Collected data entries:
======
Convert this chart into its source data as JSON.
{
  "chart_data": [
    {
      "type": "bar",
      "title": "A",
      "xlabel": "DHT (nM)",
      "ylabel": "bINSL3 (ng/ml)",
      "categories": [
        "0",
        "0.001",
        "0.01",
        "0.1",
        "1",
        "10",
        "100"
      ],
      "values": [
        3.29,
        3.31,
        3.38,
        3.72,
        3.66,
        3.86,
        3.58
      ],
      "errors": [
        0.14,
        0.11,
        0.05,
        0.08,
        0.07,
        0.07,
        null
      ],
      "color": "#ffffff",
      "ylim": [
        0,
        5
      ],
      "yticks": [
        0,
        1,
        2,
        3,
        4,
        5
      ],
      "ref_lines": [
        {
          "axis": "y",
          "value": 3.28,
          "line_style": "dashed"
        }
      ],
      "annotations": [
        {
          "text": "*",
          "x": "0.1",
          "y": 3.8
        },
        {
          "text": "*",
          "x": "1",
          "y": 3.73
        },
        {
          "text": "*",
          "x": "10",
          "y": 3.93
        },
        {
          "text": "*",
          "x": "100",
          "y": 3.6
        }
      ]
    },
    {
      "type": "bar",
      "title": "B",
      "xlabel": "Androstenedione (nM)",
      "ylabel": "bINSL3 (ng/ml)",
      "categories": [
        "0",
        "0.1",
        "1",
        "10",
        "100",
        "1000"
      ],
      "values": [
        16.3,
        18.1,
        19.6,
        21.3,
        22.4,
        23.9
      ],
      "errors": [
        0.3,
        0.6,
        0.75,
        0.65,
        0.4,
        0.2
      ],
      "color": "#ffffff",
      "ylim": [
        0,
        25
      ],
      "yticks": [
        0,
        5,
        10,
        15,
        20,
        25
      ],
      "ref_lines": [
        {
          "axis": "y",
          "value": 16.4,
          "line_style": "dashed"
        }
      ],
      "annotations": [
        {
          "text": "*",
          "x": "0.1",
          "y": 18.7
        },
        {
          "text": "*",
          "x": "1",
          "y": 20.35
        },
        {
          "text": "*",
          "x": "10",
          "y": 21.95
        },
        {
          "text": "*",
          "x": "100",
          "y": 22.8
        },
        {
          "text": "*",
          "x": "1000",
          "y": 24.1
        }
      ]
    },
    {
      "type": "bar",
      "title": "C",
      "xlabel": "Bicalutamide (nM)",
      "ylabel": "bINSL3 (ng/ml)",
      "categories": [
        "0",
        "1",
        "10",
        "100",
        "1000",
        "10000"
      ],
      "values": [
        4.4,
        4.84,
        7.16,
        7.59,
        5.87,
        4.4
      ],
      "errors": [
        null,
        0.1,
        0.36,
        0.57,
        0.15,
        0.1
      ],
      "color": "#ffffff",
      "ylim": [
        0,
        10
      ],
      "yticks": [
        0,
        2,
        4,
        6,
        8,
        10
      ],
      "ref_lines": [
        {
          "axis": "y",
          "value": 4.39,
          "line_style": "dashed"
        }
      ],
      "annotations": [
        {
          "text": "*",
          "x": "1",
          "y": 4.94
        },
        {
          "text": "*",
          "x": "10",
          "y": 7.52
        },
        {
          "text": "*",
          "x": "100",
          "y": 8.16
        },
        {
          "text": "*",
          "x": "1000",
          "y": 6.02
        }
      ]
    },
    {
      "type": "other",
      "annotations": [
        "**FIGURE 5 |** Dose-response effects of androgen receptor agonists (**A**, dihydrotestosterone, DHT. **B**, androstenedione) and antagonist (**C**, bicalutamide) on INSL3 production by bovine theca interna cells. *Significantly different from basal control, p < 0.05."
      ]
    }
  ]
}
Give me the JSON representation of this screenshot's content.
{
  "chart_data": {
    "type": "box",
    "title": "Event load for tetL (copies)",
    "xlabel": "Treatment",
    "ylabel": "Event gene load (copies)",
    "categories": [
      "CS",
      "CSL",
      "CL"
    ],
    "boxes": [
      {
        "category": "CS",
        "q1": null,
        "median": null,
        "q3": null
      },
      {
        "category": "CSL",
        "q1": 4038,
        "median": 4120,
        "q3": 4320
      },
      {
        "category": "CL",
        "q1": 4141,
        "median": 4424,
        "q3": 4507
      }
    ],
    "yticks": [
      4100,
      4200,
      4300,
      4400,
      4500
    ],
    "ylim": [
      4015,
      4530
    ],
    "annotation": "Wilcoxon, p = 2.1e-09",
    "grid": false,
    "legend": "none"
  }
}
======
-- THE PROBLEM --
Only an exact transcription of all the entries will do.

-- EXERCISE ANSWER --
Convert this chart into its source data as JSON.
{
  "chart_data": [
    {
      "type": "bar",
      "title": "A",
      "xlabel": "DHT (nM)",
      "ylabel": "bINSL3 (ng/ml)",
      "categories": [
        "0",
        "0.001",
        "0.01",
        "0.1",
        "1",
        "10",
        "100"
      ],
      "values": [
        3.29,
        3.31,
        3.38,
        3.72,
        3.66,
        3.86,
        3.58
      ],
      "errors": [
        0.14,
        0.11,
        0.05,
        0.08,
        0.07,
        0.07,
        null
      ],
      "color": "#ffffff",
      "ylim": [
        0,
        5
      ],
      "yticks": [
        0,
        1,
        2,
        3,
        4,
        5
      ],
      "ref_lines": [
        {
          "axis": "y",
          "value": 3.28,
          "line_style": "dashed"
        }
      ],
      "annotations": [
        {
          "text": "*",
          "x": "0.1",
          "y": 3.8
        },
        {
          "text": "*",
          "x": "1",
          "y": 3.73
        },
        {
          "text": "*",
          "x": "10",
          "y": 3.93
        },
        {
          "text": "*",
          "x": "100",
          "y": 3.6
        }
      ]
    },
    {
      "type": "bar",
      "title": "B",
      "xlabel": "Androstenedione (nM)",
      "ylabel": "bINSL3 (ng/ml)",
      "categories": [
        "0",
        "0.1",
        "1",
        "10",
        "100",
        "1000"
      ],
      "values": [
        16.3,
        18.1,
        19.6,
        21.3,
        22.4,
        23.9
      ],
      "errors": [
        0.3,
        0.6,
        0.75,
        0.65,
        0.4,
        0.2
      ],
      "color": "#ffffff",
      "ylim": [
        0,
        25
      ],
      "yticks": [
        0,
        5,
        10,
        15,
        20,
        25
      ],
      "ref_lines": [
        {
          "axis": "y",
          "value": 16.4,
          "line_style": "dashed"
        }
      ],
      "annotations": [
        {
          "text": "*",
          "x": "0.1",
          "y": 18.7
        },
        {
          "text": "*",
          "x": "1",
          "y": 20.35
        },
        {
          "text": "*",
          "x": "10",
          "y": 21.95
        },
        {
          "text": "*",
          "x": "100",
          "y": 22.8
        },
        {
          "text": "*",
          "x": "1000",
          "y": 24.1
        }
      ]
    },
    {
      "type": "bar",
      "title": "C",
      "xlabel": "Bicalutamide (nM)",
      "ylabel": "bINSL3 (ng/ml)",
      "categories": [
        "0",
        "1",
        "10",
        "100",
        "1000",
        "10000"
      ],
      "values": [
        4.4,
        4.84,
        7.16,
        7.59,
        5.87,
        4.4
      ],
      "errors": [
        null,
        0.1,
        0.36,
        0.57,
        0.15,
        0.1
      ],
      "color": "#ffffff",
      "ylim": [
        0,
        10
      ],
      "yticks": [
        0,
        2,
        4,
        6,
        8,
        10
      ],
      "ref_lines": [
        {
          "axis": "y",
          "value": 4.39,
          "line_style": "dashed"
        }
      ],
      "annotations": [
        {
          "text": "*",
          "x": "1",
          "y": 4.94
        },
        {
          "text": "*",
          "x": "10",
          "y": 7.52
        },
        {
          "text": "*",
          "x": "100",
          "y": 8.16
        },
        {
          "text": "*",
          "x": "1000",
          "y": 6.02
        }
      ]
    },
    {
      "type": "other",
      "annotations": [
        "**FIGURE 5 |** Dose-response effects of androgen receptor agonists (**A**, dihydrotestosterone, DHT. **B**, androstenedione) and antagonist (**C**, bicalutamide) on INSL3 production by bovine theca interna cells. *Significantly different from basal control, p < 0.05."
      ]
    }
  ]
}
Give me the JSON representation of this screenshot's content.
{
  "chart_data": {
    "type": "box",
    "title": "Event load for tetL (copies)",
    "xlabel": "Treatment",
    "ylabel": "Event gene load (copies)",
    "categories": [
      "CS",
      "CSL",
      "CL"
    ],
    "boxes": [
      {
        "category": "CS",
        "q1": null,
        "median": null,
        "q3": null
      },
      {
        "category": "CSL",
        "q1": 4038,
        "median": 4120,
        "q3": 4320
      },
      {
        "category": "CL",
        "q1": 4141,
        "median": 4424,
        "q3": 4507
      }
    ],
    "yticks": [
      4100,
      4200,
      4300,
      4400,
      4500
    ],
    "ylim": [
      4015,
      4530
    ],
    "annotation": "Wilcoxon, p = 2.1e-09",
    "grid": false,
    "legend": "none"
  }
}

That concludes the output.